Copy out the listing that follows, exactly, without its pictures.

## Stored entries
——
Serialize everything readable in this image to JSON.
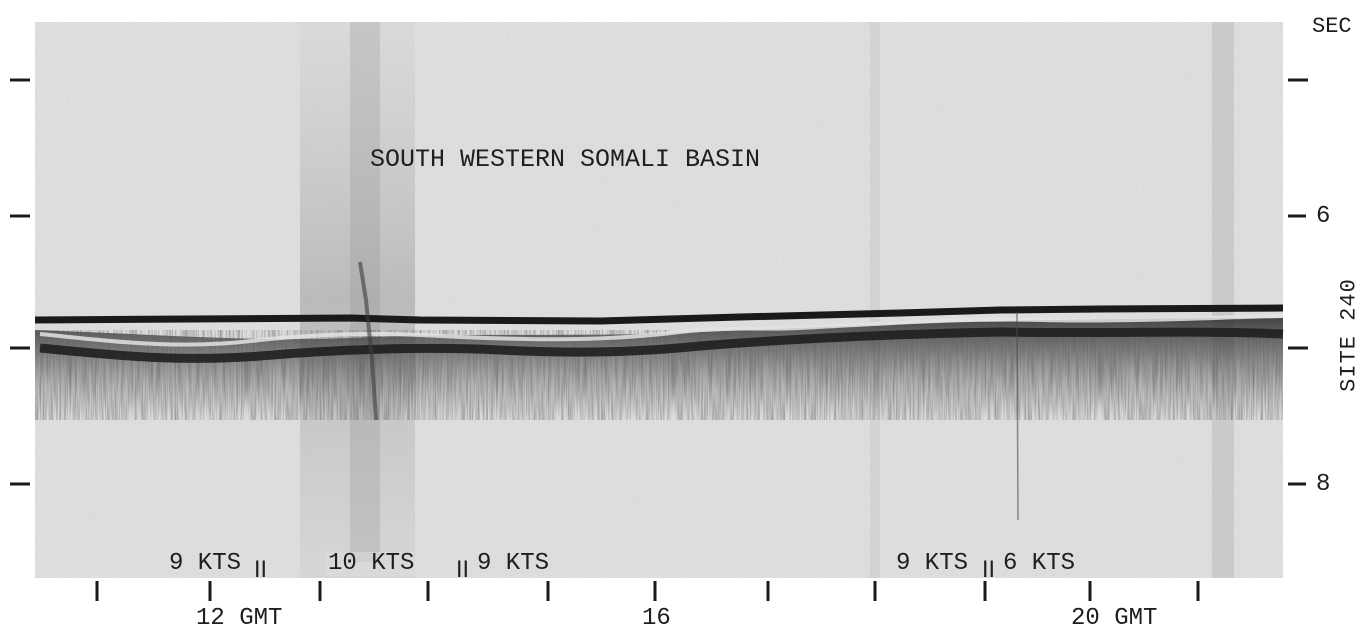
{
  "record": {
    "title": "SOUTH WESTERN SOMALI BASIN",
    "site_label": "SITE 240",
    "time_axis": {
      "labels": [
        "12 GMT",
        "16",
        "20 GMT"
      ]
    },
    "depth_axis": {
      "unit_label": "SEC",
      "labels": [
        "6",
        "8"
      ]
    },
    "speed_segments": [
      "9 KTS",
      "10 KTS",
      "9 KTS",
      "9 KTS",
      "6 KTS"
    ],
    "speed_break_mark": "II",
    "colors": {
      "paper": "#d9d9d9",
      "reflector": "#1a1a1a",
      "ink": "#1e1e1e"
    }
  }
}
——
## REPLY TO THE EXERCISE
Serialize everything readable in this image to JSON.
{
  "record": {
    "title": "SOUTH WESTERN SOMALI BASIN",
    "site_label": "SITE 240",
    "time_axis": {
      "labels": [
        "12 GMT",
        "16",
        "20 GMT"
      ]
    },
    "depth_axis": {
      "unit_label": "SEC",
      "labels": [
        "6",
        "8"
      ]
    },
    "speed_segments": [
      "9 KTS",
      "10 KTS",
      "9 KTS",
      "9 KTS",
      "6 KTS"
    ],
    "speed_break_mark": "II",
    "colors": {
      "paper": "#d9d9d9",
      "reflector": "#1a1a1a",
      "ink": "#1e1e1e"
    }
  }
}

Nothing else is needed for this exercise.